WRITTEN REQUEST
Select all lines holding the word "JSON" from the entries that follow.

***** INFORMATION SUPPLIED *****

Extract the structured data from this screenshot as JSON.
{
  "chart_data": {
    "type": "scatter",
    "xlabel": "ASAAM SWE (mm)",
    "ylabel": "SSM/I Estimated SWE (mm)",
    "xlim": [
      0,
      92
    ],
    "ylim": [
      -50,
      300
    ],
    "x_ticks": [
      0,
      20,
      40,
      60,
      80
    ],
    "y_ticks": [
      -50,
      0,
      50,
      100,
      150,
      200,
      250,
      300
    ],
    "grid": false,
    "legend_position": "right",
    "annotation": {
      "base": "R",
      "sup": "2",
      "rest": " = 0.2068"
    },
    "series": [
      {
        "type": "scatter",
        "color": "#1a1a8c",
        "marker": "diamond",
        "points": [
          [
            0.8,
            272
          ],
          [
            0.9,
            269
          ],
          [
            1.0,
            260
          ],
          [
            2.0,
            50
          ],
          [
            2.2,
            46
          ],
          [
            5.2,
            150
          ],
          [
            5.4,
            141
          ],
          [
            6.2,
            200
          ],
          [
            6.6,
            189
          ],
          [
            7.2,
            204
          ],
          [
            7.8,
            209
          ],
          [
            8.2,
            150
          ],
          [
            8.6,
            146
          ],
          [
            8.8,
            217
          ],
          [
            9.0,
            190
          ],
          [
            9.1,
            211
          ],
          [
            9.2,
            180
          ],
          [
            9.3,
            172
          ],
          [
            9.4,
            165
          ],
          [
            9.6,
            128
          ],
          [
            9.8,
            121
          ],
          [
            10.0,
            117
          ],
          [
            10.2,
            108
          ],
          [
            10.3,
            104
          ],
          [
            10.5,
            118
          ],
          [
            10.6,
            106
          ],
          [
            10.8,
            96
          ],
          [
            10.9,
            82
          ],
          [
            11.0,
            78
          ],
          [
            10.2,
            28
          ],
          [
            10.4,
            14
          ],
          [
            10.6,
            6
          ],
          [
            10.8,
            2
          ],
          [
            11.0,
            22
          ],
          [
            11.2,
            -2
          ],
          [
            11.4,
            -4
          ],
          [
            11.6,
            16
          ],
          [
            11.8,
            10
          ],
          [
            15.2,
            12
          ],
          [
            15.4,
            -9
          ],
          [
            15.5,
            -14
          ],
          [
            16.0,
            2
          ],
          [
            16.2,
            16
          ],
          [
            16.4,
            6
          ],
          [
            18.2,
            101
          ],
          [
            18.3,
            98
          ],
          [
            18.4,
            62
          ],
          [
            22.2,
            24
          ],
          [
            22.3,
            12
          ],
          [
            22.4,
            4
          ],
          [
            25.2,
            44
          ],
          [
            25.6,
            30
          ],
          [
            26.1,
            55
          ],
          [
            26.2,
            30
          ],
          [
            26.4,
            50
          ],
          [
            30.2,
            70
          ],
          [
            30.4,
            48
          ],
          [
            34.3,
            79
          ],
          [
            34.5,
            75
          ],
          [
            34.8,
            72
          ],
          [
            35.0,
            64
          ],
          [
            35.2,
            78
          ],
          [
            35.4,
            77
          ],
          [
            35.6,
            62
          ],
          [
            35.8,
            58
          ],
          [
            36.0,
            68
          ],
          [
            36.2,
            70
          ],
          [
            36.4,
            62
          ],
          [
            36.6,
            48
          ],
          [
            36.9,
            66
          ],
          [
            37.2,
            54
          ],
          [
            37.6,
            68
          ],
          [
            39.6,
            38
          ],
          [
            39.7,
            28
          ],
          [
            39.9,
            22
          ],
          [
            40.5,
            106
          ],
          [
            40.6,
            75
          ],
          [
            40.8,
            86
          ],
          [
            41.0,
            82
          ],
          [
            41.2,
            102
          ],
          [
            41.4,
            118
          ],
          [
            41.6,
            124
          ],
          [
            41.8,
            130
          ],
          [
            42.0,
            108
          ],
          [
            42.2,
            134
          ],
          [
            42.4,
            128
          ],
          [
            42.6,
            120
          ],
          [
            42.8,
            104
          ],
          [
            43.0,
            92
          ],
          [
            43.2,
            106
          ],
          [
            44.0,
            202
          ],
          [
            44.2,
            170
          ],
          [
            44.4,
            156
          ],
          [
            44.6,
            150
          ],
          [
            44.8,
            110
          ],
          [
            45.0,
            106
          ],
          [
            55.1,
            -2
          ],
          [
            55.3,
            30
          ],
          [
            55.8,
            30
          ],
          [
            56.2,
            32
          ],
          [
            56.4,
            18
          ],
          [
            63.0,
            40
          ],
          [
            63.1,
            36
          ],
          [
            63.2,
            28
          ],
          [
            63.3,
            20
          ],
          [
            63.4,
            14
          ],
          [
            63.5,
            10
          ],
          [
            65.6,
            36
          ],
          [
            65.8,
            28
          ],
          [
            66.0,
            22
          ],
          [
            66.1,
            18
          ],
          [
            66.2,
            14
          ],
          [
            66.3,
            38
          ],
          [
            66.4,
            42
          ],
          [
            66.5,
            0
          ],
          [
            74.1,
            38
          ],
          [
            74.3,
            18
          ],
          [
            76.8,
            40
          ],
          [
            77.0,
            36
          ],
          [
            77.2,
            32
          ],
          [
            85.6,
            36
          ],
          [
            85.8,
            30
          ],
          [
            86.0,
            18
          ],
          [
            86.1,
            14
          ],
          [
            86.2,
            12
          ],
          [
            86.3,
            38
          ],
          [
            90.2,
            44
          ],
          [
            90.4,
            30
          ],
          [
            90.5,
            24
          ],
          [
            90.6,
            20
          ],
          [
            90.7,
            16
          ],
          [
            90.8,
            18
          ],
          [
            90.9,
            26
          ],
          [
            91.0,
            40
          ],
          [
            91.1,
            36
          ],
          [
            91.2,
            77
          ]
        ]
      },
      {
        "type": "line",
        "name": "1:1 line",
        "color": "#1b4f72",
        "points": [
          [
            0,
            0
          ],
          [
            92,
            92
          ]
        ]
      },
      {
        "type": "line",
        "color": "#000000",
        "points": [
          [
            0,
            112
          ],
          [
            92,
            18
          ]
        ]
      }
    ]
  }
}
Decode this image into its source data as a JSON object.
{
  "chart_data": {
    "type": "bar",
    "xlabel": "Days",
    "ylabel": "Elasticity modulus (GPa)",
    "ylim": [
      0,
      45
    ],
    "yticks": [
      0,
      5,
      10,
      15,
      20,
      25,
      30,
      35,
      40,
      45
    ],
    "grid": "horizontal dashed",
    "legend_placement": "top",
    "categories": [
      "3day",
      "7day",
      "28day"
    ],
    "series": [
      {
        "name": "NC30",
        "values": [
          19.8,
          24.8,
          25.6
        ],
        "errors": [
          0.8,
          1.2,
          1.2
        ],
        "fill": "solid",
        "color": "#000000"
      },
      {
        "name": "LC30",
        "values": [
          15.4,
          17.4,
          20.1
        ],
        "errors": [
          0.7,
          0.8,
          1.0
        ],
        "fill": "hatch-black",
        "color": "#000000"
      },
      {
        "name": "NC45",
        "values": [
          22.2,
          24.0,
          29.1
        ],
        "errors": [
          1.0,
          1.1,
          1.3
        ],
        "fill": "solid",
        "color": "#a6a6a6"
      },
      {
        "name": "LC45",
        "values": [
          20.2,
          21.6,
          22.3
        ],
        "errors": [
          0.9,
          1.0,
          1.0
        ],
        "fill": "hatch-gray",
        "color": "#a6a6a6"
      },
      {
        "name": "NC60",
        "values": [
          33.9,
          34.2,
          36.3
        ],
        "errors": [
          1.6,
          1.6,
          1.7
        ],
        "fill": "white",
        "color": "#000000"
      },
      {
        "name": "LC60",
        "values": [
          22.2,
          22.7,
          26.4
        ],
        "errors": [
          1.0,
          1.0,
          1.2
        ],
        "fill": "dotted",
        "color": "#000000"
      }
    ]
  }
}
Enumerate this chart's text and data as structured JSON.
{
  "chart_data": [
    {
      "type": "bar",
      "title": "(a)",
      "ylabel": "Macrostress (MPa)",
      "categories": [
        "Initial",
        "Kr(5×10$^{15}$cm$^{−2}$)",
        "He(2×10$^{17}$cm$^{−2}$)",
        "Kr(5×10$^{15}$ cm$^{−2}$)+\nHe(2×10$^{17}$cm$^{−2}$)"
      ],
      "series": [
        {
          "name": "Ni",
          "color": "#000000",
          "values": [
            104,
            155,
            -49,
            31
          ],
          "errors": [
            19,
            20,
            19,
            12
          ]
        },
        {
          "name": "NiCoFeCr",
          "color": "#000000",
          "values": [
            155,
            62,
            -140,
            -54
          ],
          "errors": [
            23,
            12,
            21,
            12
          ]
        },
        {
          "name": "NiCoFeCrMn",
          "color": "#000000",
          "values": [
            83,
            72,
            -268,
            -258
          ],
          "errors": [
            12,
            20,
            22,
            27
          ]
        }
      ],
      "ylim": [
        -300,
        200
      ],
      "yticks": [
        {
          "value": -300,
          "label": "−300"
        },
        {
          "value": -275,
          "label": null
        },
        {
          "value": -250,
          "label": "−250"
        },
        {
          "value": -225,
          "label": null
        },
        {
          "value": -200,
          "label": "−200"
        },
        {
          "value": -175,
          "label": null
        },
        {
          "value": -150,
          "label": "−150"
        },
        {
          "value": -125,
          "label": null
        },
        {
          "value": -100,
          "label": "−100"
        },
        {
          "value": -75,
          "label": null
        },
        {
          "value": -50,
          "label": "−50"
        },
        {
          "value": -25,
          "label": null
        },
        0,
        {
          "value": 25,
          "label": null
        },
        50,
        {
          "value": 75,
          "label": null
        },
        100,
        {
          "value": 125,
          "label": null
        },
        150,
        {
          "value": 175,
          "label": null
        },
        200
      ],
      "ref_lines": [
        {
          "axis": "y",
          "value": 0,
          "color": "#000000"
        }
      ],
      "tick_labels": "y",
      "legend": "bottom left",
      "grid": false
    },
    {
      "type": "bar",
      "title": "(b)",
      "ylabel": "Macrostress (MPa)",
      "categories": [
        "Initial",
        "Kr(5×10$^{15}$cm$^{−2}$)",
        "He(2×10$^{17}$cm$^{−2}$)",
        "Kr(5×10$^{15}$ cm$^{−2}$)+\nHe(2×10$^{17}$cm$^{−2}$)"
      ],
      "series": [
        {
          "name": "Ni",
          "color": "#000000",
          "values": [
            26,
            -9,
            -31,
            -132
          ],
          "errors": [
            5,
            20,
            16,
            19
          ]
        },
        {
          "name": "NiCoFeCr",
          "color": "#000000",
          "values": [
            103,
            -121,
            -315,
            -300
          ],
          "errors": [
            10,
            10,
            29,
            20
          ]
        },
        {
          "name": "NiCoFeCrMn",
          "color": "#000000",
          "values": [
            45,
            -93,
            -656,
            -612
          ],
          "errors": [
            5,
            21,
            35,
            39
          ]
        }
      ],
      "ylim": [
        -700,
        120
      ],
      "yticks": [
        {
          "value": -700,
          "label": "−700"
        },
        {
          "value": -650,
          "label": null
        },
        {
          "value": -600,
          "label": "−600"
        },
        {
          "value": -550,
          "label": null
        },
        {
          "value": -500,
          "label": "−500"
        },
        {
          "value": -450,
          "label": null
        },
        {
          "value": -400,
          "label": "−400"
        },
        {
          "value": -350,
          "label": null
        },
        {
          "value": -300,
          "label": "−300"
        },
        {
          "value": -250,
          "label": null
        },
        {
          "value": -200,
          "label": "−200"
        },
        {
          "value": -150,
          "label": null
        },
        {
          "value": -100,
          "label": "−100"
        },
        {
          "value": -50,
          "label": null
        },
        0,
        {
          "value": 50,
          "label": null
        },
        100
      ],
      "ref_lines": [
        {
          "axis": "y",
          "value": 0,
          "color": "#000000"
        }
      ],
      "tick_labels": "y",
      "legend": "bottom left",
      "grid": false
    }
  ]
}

*****

FINISHED ANSWER
Extract the structured data from this screenshot as JSON.
Decode this image into its source data as a JSON object.
Enumerate this chart's text and data as structured JSON.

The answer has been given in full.